■ Exercise aim
Gather each line of the entries below that includes "Identify".

■ Given entries
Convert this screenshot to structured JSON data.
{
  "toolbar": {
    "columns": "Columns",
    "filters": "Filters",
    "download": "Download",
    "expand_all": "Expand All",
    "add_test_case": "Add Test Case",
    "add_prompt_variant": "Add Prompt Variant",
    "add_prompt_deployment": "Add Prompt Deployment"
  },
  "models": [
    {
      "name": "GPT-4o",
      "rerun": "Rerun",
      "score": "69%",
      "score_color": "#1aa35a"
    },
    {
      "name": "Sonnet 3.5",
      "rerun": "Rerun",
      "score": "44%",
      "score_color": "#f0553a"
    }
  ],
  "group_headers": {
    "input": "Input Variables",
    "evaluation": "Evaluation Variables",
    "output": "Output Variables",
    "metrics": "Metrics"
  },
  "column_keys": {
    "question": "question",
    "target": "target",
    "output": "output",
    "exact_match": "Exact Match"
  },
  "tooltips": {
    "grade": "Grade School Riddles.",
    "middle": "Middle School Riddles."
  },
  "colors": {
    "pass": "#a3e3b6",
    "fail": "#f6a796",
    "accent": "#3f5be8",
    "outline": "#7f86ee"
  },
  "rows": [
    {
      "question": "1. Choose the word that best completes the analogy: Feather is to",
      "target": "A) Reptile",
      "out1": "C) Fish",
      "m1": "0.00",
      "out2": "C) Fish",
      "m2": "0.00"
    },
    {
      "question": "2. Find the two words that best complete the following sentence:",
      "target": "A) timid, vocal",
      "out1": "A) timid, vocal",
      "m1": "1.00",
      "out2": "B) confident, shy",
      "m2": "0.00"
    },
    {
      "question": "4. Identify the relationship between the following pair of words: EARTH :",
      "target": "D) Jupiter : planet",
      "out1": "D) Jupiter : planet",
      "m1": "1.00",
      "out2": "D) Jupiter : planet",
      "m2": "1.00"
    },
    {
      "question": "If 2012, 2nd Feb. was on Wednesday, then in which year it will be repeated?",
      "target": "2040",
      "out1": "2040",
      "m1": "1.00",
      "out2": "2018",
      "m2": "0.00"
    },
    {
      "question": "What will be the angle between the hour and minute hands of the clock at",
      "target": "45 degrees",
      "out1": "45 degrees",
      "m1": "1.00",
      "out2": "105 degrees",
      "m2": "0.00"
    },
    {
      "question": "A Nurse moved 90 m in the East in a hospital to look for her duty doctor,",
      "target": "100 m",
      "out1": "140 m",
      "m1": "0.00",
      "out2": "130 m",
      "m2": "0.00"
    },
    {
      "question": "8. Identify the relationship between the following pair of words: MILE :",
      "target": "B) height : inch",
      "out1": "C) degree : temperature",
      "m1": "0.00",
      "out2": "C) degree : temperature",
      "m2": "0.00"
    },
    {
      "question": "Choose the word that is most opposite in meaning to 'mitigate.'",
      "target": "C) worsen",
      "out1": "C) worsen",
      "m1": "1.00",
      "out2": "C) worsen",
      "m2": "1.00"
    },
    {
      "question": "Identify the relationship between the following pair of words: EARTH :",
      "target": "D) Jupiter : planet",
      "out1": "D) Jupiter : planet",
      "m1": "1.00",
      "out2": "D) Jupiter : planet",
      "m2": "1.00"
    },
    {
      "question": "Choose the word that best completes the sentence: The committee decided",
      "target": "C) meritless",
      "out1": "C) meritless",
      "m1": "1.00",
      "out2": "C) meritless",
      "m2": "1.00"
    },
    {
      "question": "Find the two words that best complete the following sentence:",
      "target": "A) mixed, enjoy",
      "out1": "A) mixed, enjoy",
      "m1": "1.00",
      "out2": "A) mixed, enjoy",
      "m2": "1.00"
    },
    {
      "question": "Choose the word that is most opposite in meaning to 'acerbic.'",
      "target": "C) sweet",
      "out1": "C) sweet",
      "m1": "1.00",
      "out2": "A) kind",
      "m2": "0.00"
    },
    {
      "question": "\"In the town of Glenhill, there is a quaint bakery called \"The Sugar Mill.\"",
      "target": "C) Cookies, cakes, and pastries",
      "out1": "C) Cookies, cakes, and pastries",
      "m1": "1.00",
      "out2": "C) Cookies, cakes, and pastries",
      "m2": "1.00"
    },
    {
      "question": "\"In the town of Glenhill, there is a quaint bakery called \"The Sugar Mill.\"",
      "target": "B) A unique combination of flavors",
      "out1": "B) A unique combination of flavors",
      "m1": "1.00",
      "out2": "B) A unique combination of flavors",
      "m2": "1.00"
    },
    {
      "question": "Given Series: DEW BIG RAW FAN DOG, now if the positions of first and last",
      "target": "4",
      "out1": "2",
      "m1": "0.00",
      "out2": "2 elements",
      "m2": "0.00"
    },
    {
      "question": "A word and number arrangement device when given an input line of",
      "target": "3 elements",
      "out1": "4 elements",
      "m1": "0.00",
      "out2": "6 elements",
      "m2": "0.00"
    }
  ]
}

■ Solution
      "question": "4. Identify the relationship between the following pair of words: EARTH :",
      "question": "8. Identify the relationship between the following pair of words: MILE :",
      "question": "Identify the relationship between the following pair of words: EARTH :",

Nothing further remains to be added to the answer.